DATA SUPPLIED:
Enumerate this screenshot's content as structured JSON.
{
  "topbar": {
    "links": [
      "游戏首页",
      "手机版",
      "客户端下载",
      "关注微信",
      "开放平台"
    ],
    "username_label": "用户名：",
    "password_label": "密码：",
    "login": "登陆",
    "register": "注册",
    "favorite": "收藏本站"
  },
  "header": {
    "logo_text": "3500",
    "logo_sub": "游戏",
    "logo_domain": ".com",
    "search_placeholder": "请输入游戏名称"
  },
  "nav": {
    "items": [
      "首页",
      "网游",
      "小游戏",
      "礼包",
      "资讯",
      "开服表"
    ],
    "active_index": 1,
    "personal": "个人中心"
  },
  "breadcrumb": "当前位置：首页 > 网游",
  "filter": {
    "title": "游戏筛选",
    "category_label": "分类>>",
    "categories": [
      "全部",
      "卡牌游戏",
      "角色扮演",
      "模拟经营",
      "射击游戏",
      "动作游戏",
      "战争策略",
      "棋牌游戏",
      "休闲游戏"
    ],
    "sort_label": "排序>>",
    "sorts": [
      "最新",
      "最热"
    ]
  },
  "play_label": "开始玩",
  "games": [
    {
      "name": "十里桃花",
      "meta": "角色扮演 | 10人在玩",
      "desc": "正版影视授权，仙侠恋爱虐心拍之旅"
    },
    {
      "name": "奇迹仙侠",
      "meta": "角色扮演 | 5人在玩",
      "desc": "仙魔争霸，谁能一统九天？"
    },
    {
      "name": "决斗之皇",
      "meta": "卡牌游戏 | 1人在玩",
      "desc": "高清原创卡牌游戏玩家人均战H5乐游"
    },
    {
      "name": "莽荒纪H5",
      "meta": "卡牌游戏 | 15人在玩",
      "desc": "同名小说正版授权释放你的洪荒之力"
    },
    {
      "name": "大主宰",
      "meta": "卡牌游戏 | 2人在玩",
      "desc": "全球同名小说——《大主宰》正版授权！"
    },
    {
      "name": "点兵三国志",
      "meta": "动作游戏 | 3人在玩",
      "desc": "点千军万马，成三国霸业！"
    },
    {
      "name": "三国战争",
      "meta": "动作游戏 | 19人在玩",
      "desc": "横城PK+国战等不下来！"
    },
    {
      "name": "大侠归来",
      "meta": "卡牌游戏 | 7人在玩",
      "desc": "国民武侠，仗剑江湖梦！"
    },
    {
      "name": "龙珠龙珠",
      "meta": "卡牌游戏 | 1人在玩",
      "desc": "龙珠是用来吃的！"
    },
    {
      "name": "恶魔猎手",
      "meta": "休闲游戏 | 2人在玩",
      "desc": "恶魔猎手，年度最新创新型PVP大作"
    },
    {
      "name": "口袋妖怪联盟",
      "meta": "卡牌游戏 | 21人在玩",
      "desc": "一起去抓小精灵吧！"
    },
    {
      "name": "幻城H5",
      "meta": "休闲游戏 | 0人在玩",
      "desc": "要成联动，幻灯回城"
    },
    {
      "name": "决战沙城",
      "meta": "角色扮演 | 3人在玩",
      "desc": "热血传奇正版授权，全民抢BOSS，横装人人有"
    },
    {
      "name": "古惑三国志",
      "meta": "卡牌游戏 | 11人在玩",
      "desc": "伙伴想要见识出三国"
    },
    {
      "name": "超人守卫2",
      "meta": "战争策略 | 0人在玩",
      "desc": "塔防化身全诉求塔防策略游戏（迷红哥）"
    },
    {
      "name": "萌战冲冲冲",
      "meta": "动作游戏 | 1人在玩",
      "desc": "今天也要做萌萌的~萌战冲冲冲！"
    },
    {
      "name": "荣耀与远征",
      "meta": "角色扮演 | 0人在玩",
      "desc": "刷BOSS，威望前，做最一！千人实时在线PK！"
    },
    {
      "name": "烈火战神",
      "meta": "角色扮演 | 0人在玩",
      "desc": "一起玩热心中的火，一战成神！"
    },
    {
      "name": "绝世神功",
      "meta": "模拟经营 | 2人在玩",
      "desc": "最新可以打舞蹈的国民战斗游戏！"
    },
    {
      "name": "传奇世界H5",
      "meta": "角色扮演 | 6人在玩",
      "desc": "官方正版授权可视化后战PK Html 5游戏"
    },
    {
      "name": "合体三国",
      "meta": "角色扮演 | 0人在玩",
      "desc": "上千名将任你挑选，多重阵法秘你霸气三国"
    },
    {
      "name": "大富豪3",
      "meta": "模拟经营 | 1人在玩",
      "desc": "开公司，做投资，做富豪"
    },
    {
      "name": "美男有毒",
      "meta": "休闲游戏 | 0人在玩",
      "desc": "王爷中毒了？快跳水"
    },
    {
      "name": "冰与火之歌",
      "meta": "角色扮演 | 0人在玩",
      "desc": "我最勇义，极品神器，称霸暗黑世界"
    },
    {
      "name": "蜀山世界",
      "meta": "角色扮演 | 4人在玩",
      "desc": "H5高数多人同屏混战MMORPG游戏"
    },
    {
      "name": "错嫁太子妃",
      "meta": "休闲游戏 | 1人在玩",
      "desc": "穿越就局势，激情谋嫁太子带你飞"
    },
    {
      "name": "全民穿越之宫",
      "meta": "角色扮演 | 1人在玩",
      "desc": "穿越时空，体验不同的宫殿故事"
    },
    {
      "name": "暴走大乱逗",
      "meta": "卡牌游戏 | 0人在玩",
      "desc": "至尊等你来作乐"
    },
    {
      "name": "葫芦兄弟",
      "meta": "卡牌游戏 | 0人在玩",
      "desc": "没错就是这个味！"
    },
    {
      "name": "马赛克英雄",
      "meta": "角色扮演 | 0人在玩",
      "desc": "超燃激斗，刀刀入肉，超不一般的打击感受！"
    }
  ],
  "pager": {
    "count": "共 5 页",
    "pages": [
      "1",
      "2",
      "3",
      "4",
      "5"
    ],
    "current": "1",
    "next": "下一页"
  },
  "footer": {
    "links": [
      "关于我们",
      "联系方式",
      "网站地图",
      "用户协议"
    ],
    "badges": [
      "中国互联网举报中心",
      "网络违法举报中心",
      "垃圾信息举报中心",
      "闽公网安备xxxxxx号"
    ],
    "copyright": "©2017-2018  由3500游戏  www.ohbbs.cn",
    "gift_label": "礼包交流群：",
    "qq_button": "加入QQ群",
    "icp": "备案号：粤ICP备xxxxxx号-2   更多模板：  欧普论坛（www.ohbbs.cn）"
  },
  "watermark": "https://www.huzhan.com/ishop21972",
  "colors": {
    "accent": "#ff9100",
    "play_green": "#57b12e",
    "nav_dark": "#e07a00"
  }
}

GIVEN EXERCISE: Filter the data, keeping only the lines that contain "ohbbs".

EXPECTED OUTPUT:
    "copyright": "©2017-2018  由3500游戏  www.ohbbs.cn",
    "icp": "备案号：粤ICP备xxxxxx号-2   更多模板：  欧普论坛（www.ohbbs.cn）"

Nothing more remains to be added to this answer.